— BEGIN —

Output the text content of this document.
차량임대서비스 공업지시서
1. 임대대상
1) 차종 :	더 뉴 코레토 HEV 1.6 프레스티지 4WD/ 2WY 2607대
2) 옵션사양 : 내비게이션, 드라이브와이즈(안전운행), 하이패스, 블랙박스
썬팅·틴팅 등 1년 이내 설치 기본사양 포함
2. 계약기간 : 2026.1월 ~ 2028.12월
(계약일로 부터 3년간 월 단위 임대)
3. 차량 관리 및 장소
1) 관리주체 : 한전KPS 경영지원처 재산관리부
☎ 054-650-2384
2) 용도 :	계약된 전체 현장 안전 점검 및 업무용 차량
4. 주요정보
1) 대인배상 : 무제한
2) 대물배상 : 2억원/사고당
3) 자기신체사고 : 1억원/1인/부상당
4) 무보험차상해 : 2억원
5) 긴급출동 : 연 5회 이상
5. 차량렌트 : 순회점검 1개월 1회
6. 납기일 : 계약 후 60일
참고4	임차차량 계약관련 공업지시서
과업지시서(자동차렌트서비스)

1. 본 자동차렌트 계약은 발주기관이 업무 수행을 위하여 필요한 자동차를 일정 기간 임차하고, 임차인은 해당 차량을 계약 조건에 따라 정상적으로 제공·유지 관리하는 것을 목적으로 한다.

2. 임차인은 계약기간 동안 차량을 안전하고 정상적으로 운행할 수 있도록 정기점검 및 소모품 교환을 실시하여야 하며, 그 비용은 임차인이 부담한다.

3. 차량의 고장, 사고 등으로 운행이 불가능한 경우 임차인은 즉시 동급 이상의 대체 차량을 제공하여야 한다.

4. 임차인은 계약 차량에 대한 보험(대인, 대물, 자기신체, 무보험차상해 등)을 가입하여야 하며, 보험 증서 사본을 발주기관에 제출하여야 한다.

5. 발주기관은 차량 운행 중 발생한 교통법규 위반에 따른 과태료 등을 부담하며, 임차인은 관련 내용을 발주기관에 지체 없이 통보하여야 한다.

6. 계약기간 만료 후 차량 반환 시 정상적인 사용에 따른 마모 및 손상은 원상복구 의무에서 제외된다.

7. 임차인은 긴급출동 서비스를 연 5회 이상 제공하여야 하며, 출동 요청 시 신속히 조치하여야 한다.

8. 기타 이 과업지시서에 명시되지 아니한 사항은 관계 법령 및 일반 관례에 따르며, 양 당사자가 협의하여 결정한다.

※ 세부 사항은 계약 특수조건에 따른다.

— END —

Reproduce all of the records exactly.

Written response.
Output the text content of this document.
차량임대서비스 공업지시서
1. 임대대상
1) 차종 :	더 뉴 코레토 HEV 1.6 프레스티지 4WD/ 2WY 2607대
2) 옵션사양 : 내비게이션, 드라이브와이즈(안전운행), 하이패스, 블랙박스
썬팅·틴팅 등 1년 이내 설치 기본사양 포함
2. 계약기간 : 2026.1월 ~ 2028.12월
(계약일로 부터 3년간 월 단위 임대)
3. 차량 관리 및 장소
1) 관리주체 : 한전KPS 경영지원처 재산관리부
☎ 054-650-2384
2) 용도 :	계약된 전체 현장 안전 점검 및 업무용 차량
4. 주요정보
1) 대인배상 : 무제한
2) 대물배상 : 2억원/사고당
3) 자기신체사고 : 1억원/1인/부상당
4) 무보험차상해 : 2억원
5) 긴급출동 : 연 5회 이상
5. 차량렌트 : 순회점검 1개월 1회
6. 납기일 : 계약 후 60일
참고4	임차차량 계약관련 공업지시서
과업지시서(자동차렌트서비스)

1. 본 자동차렌트 계약은 발주기관이 업무 수행을 위하여 필요한 자동차를 일정 기간 임차하고, 임차인은 해당 차량을 계약 조건에 따라 정상적으로 제공·유지 관리하는 것을 목적으로 한다.

2. 임차인은 계약기간 동안 차량을 안전하고 정상적으로 운행할 수 있도록 정기점검 및 소모품 교환을 실시하여야 하며, 그 비용은 임차인이 부담한다.

3. 차량의 고장, 사고 등으로 운행이 불가능한 경우 임차인은 즉시 동급 이상의 대체 차량을 제공하여야 한다.

4. 임차인은 계약 차량에 대한 보험(대인, 대물, 자기신체, 무보험차상해 등)을 가입하여야 하며, 보험 증서 사본을 발주기관에 제출하여야 한다.

5. 발주기관은 차량 운행 중 발생한 교통법규 위반에 따른 과태료 등을 부담하며, 임차인은 관련 내용을 발주기관에 지체 없이 통보하여야 한다.

6. 계약기간 만료 후 차량 반환 시 정상적인 사용에 따른 마모 및 손상은 원상복구 의무에서 제외된다.

7. 임차인은 긴급출동 서비스를 연 5회 이상 제공하여야 하며, 출동 요청 시 신속히 조치하여야 한다.

8. 기타 이 과업지시서에 명시되지 아니한 사항은 관계 법령 및 일반 관례에 따르며, 양 당사자가 협의하여 결정한다.

※ 세부 사항은 계약 특수조건에 따른다.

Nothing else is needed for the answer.